---------- Data entries ----------

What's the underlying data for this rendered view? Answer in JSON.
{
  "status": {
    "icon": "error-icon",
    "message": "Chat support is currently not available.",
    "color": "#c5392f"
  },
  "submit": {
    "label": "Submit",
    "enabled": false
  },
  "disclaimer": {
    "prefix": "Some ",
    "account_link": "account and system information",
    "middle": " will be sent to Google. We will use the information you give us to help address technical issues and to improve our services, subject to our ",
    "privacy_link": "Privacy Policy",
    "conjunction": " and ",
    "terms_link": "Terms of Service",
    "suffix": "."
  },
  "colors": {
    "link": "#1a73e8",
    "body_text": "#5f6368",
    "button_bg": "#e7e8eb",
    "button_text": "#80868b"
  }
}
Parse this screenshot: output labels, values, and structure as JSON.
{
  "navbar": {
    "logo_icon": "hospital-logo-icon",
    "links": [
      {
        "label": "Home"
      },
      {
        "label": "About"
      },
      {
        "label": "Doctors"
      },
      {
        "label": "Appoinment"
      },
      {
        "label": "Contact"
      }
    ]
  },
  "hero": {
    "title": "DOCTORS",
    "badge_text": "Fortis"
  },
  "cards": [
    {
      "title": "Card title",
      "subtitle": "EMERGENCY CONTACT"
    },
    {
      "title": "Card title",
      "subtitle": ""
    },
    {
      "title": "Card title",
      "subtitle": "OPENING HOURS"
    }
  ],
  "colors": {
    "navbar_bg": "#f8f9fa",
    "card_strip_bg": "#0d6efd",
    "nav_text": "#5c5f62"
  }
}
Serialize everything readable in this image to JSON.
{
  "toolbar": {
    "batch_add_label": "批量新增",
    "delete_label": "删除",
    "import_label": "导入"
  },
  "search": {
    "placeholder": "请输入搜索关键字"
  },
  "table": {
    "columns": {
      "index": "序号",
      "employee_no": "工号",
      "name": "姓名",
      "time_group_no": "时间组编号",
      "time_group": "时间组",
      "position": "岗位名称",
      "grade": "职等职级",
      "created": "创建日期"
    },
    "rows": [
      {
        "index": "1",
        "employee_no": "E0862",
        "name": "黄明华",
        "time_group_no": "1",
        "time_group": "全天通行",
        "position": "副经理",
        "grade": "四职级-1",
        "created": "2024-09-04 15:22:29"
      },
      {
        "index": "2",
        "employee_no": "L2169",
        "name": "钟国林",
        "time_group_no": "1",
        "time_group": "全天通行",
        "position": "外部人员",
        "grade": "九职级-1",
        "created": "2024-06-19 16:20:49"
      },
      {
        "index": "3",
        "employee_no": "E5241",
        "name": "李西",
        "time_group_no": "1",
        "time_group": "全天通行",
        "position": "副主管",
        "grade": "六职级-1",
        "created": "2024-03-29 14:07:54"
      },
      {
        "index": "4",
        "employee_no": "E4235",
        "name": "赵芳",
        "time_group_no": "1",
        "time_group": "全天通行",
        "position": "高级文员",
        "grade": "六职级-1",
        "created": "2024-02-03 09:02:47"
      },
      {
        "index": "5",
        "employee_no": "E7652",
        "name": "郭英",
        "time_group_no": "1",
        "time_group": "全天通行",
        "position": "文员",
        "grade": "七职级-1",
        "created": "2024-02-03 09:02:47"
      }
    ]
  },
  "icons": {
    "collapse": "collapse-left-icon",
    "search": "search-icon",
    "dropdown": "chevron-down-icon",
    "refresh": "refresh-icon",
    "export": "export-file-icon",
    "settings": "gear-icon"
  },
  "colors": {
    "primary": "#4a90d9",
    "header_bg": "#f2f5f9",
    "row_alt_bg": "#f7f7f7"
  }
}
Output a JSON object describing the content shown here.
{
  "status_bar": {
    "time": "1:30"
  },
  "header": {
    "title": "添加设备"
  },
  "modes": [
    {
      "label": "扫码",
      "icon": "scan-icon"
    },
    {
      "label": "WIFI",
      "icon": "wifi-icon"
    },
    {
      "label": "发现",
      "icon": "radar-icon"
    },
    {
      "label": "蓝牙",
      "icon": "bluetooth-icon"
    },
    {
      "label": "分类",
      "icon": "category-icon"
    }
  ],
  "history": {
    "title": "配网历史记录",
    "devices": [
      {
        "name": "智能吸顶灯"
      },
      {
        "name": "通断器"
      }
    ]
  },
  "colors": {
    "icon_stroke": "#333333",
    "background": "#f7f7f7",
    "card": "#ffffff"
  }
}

----------

Task requirements. Say, as a single number and nothing more, how many lines of the entries contain the word "name".

Result of the task. 8